Extract all lines containing "population".
______________________________
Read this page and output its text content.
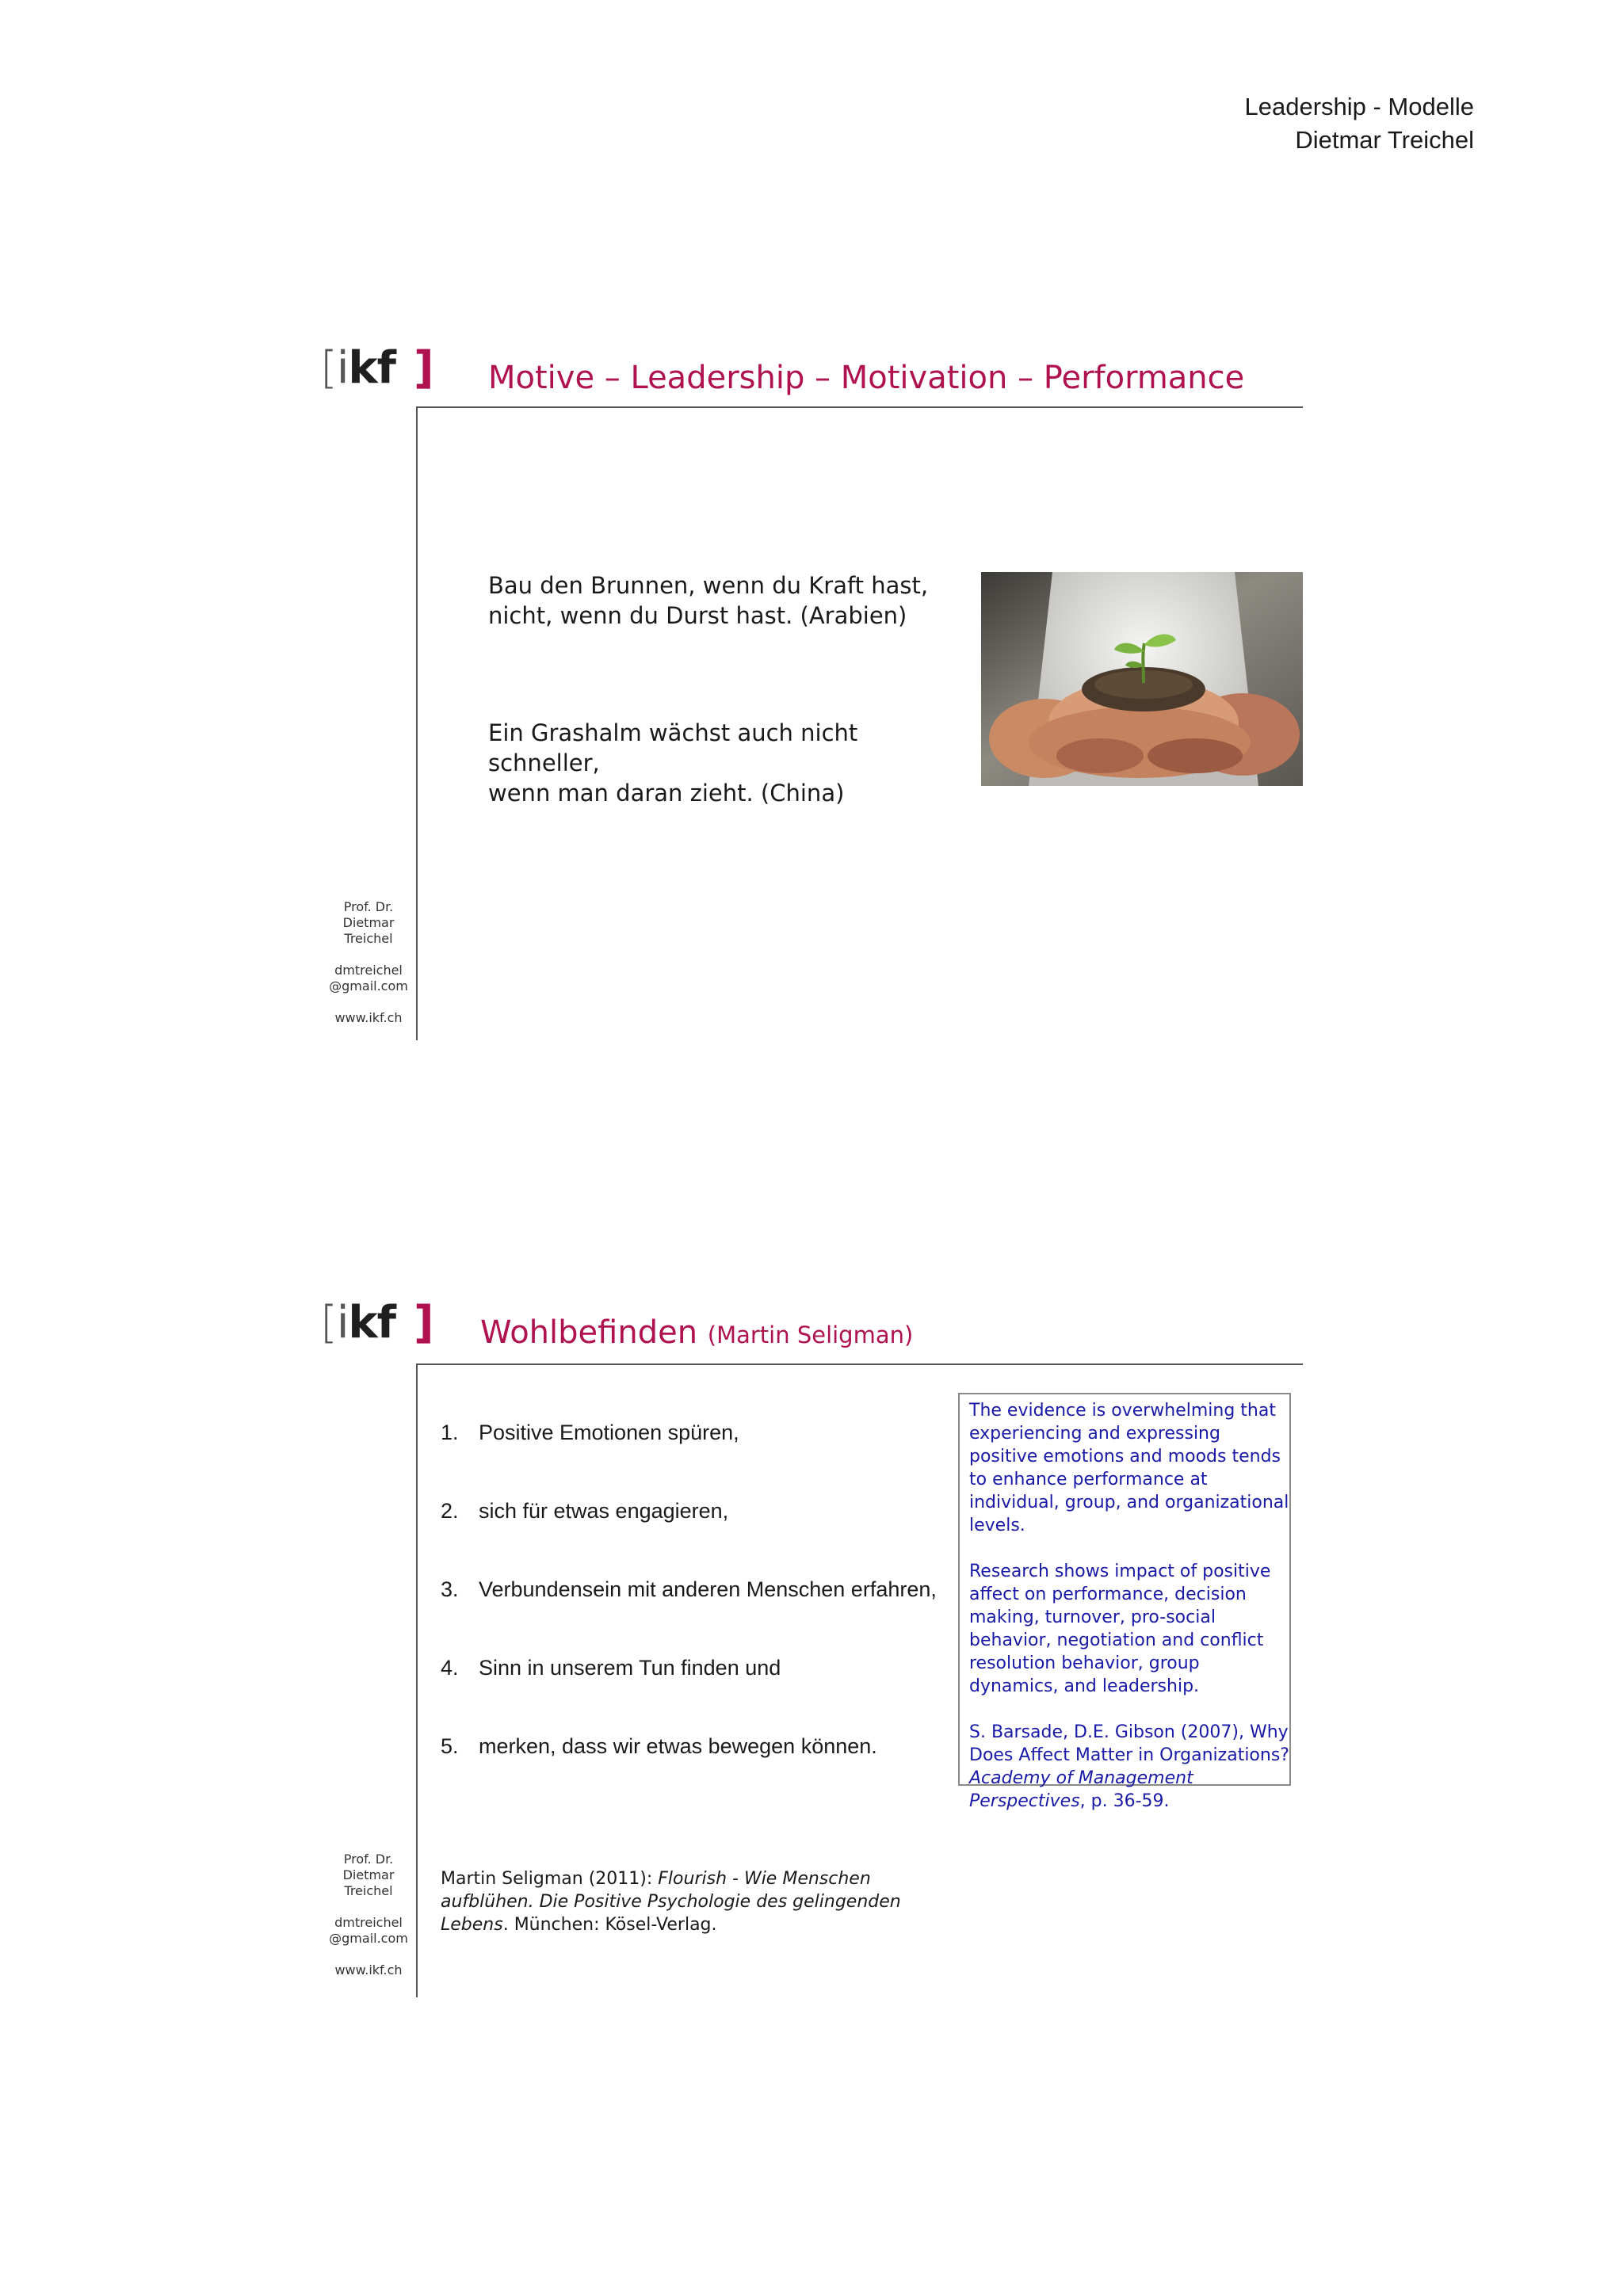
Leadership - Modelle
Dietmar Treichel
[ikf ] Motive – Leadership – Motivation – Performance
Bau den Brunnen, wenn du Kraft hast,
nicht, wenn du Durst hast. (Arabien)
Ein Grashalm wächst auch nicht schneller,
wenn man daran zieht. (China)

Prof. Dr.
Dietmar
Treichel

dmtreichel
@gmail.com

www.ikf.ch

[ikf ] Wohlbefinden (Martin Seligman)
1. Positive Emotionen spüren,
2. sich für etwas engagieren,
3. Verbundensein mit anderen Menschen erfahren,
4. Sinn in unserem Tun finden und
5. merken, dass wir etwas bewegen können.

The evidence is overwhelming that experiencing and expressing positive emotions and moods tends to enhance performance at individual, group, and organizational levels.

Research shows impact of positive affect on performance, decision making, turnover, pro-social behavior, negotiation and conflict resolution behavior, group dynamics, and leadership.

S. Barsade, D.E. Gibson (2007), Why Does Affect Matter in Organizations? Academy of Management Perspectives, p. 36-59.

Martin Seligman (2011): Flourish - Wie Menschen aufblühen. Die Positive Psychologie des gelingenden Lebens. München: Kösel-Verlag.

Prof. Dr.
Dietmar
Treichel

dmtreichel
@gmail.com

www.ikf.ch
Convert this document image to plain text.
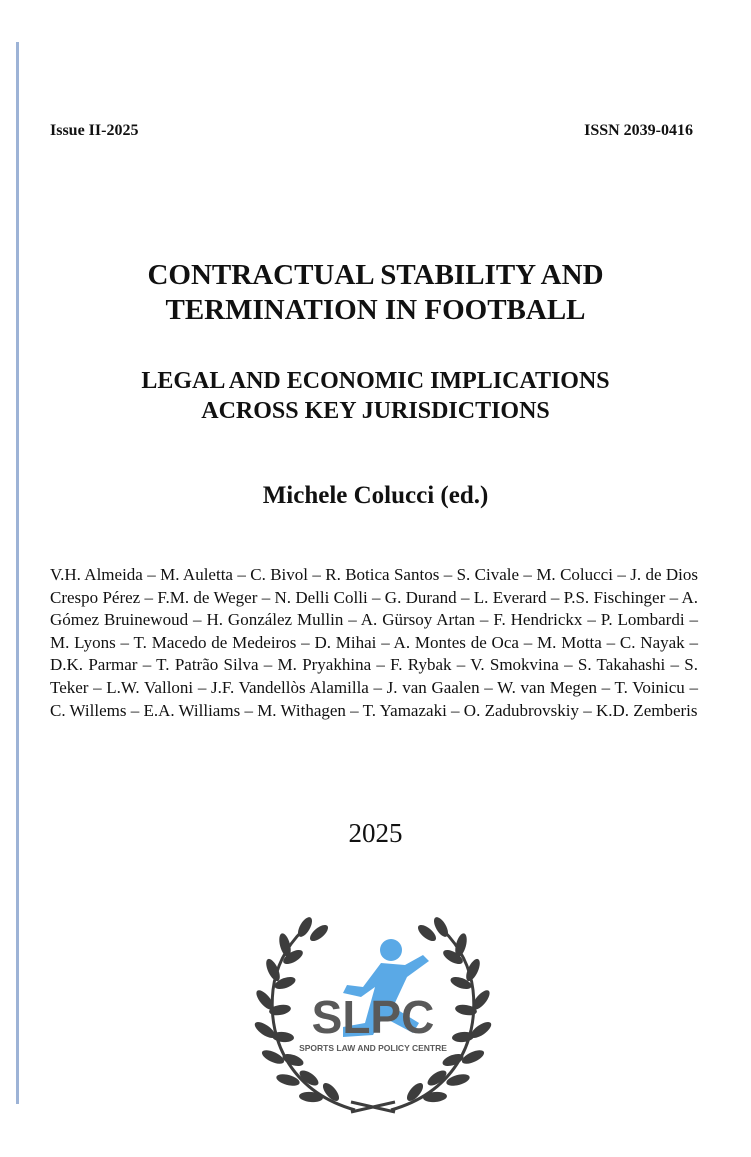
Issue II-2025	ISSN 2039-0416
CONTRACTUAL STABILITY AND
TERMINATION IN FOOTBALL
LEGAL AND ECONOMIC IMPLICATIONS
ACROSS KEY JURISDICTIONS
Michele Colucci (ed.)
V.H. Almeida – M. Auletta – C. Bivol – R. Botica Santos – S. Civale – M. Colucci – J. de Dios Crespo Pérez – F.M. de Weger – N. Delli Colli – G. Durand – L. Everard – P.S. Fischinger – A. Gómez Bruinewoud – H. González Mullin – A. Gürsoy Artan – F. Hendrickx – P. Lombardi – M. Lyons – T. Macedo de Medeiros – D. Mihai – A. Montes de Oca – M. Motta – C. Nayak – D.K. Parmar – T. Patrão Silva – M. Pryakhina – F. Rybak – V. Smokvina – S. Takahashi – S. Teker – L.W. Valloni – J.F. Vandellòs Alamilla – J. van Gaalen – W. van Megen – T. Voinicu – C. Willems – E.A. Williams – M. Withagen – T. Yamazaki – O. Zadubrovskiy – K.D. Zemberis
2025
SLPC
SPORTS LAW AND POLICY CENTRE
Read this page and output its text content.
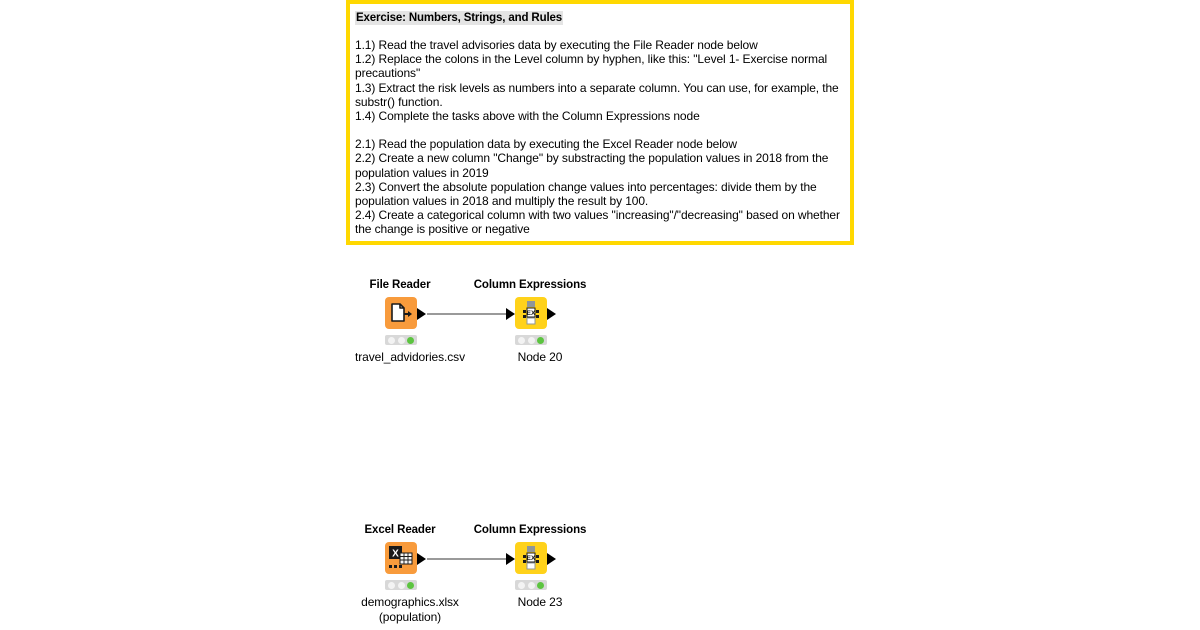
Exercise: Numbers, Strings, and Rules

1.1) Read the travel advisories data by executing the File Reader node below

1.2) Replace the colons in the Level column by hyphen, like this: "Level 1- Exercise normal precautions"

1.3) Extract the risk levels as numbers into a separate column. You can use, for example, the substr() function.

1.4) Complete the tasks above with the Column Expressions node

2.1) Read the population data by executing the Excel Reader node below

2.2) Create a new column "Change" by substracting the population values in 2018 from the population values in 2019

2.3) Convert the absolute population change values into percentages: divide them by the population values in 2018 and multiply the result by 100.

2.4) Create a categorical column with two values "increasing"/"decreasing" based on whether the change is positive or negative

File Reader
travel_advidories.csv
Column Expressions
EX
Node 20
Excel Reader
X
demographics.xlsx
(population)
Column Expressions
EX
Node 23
______________________________
* [Output for this exercise]:
2.1) Read the population data by executing the Excel Reader node below
2.2) Create a new column "Change" by substracting the population values in 2018 from the population values in 2019
2.3) Convert the absolute population change values into percentages: divide them by the population values in 2018 and multiply the result by 100.
(population)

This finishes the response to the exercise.